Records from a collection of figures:
· · ·
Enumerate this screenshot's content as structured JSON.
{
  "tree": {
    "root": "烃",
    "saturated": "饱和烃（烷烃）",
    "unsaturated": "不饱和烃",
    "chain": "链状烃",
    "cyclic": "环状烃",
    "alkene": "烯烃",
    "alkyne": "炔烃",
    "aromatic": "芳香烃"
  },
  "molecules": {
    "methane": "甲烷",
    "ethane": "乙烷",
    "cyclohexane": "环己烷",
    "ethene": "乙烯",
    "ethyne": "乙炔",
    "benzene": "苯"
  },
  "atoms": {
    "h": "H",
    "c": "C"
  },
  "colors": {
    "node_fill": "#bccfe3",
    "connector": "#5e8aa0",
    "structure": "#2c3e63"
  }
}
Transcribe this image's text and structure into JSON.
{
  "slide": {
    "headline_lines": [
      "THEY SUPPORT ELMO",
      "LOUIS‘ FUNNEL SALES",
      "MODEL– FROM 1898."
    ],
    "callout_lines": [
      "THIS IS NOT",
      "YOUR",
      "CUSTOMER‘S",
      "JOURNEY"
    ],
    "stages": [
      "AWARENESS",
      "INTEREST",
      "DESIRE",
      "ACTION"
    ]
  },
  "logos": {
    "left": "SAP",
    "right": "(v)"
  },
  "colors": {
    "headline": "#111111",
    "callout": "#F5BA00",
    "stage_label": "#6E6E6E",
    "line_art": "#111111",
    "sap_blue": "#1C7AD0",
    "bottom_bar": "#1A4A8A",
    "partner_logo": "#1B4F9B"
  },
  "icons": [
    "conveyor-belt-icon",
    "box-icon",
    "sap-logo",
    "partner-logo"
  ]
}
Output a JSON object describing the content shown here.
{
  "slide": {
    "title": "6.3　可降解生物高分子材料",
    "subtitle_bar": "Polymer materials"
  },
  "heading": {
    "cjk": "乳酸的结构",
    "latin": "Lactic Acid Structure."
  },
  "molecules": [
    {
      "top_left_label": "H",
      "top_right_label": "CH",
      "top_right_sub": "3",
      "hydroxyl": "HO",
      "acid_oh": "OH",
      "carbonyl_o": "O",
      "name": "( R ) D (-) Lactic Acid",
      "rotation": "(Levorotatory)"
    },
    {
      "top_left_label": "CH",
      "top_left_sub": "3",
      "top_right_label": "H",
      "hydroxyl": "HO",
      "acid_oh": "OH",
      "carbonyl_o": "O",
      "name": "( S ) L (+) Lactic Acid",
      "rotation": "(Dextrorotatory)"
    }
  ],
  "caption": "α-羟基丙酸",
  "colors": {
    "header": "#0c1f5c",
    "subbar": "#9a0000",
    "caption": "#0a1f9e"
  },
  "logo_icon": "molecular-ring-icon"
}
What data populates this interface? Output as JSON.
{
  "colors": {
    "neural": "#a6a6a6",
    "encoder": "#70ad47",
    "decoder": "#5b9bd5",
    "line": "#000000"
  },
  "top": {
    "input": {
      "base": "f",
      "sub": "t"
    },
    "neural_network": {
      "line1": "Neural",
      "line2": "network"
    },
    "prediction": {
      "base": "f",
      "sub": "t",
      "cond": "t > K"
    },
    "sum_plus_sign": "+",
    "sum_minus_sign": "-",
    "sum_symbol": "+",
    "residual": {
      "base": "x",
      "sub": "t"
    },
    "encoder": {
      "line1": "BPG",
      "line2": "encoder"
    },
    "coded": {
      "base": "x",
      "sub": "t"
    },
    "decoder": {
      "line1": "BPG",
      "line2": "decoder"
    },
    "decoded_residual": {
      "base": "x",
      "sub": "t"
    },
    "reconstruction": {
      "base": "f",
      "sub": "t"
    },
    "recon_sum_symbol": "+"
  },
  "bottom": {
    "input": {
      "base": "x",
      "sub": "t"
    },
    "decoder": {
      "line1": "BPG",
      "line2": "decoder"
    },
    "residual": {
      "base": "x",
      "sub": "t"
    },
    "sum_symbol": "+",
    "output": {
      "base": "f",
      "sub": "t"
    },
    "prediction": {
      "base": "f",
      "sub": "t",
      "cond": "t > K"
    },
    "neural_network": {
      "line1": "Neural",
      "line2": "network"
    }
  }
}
· · ·
**WHAT TO DO**
Make an exact copy of the material above.

**OUTPUT BELOW**
Enumerate this screenshot's content as structured JSON.
{
  "tree": {
    "root": "烃",
    "saturated": "饱和烃（烷烃）",
    "unsaturated": "不饱和烃",
    "chain": "链状烃",
    "cyclic": "环状烃",
    "alkene": "烯烃",
    "alkyne": "炔烃",
    "aromatic": "芳香烃"
  },
  "molecules": {
    "methane": "甲烷",
    "ethane": "乙烷",
    "cyclohexane": "环己烷",
    "ethene": "乙烯",
    "ethyne": "乙炔",
    "benzene": "苯"
  },
  "atoms": {
    "h": "H",
    "c": "C"
  },
  "colors": {
    "node_fill": "#bccfe3",
    "connector": "#5e8aa0",
    "structure": "#2c3e63"
  }
}
Transcribe this image's text and structure into JSON.
{
  "slide": {
    "headline_lines": [
      "THEY SUPPORT ELMO",
      "LOUIS‘ FUNNEL SALES",
      "MODEL– FROM 1898."
    ],
    "callout_lines": [
      "THIS IS NOT",
      "YOUR",
      "CUSTOMER‘S",
      "JOURNEY"
    ],
    "stages": [
      "AWARENESS",
      "INTEREST",
      "DESIRE",
      "ACTION"
    ]
  },
  "logos": {
    "left": "SAP",
    "right": "(v)"
  },
  "colors": {
    "headline": "#111111",
    "callout": "#F5BA00",
    "stage_label": "#6E6E6E",
    "line_art": "#111111",
    "sap_blue": "#1C7AD0",
    "bottom_bar": "#1A4A8A",
    "partner_logo": "#1B4F9B"
  },
  "icons": [
    "conveyor-belt-icon",
    "box-icon",
    "sap-logo",
    "partner-logo"
  ]
}
Output a JSON object describing the content shown here.
{
  "slide": {
    "title": "6.3　可降解生物高分子材料",
    "subtitle_bar": "Polymer materials"
  },
  "heading": {
    "cjk": "乳酸的结构",
    "latin": "Lactic Acid Structure."
  },
  "molecules": [
    {
      "top_left_label": "H",
      "top_right_label": "CH",
      "top_right_sub": "3",
      "hydroxyl": "HO",
      "acid_oh": "OH",
      "carbonyl_o": "O",
      "name": "( R ) D (-) Lactic Acid",
      "rotation": "(Levorotatory)"
    },
    {
      "top_left_label": "CH",
      "top_left_sub": "3",
      "top_right_label": "H",
      "hydroxyl": "HO",
      "acid_oh": "OH",
      "carbonyl_o": "O",
      "name": "( S ) L (+) Lactic Acid",
      "rotation": "(Dextrorotatory)"
    }
  ],
  "caption": "α-羟基丙酸",
  "colors": {
    "header": "#0c1f5c",
    "subbar": "#9a0000",
    "caption": "#0a1f9e"
  },
  "logo_icon": "molecular-ring-icon"
}
What data populates this interface? Output as JSON.
{
  "colors": {
    "neural": "#a6a6a6",
    "encoder": "#70ad47",
    "decoder": "#5b9bd5",
    "line": "#000000"
  },
  "top": {
    "input": {
      "base": "f",
      "sub": "t"
    },
    "neural_network": {
      "line1": "Neural",
      "line2": "network"
    },
    "prediction": {
      "base": "f",
      "sub": "t",
      "cond": "t > K"
    },
    "sum_plus_sign": "+",
    "sum_minus_sign": "-",
    "sum_symbol": "+",
    "residual": {
      "base": "x",
      "sub": "t"
    },
    "encoder": {
      "line1": "BPG",
      "line2": "encoder"
    },
    "coded": {
      "base": "x",
      "sub": "t"
    },
    "decoder": {
      "line1": "BPG",
      "line2": "decoder"
    },
    "decoded_residual": {
      "base": "x",
      "sub": "t"
    },
    "reconstruction": {
      "base": "f",
      "sub": "t"
    },
    "recon_sum_symbol": "+"
  },
  "bottom": {
    "input": {
      "base": "x",
      "sub": "t"
    },
    "decoder": {
      "line1": "BPG",
      "line2": "decoder"
    },
    "residual": {
      "base": "x",
      "sub": "t"
    },
    "sum_symbol": "+",
    "output": {
      "base": "f",
      "sub": "t"
    },
    "prediction": {
      "base": "f",
      "sub": "t",
      "cond": "t > K"
    },
    "neural_network": {
      "line1": "Neural",
      "line2": "network"
    }
  }
}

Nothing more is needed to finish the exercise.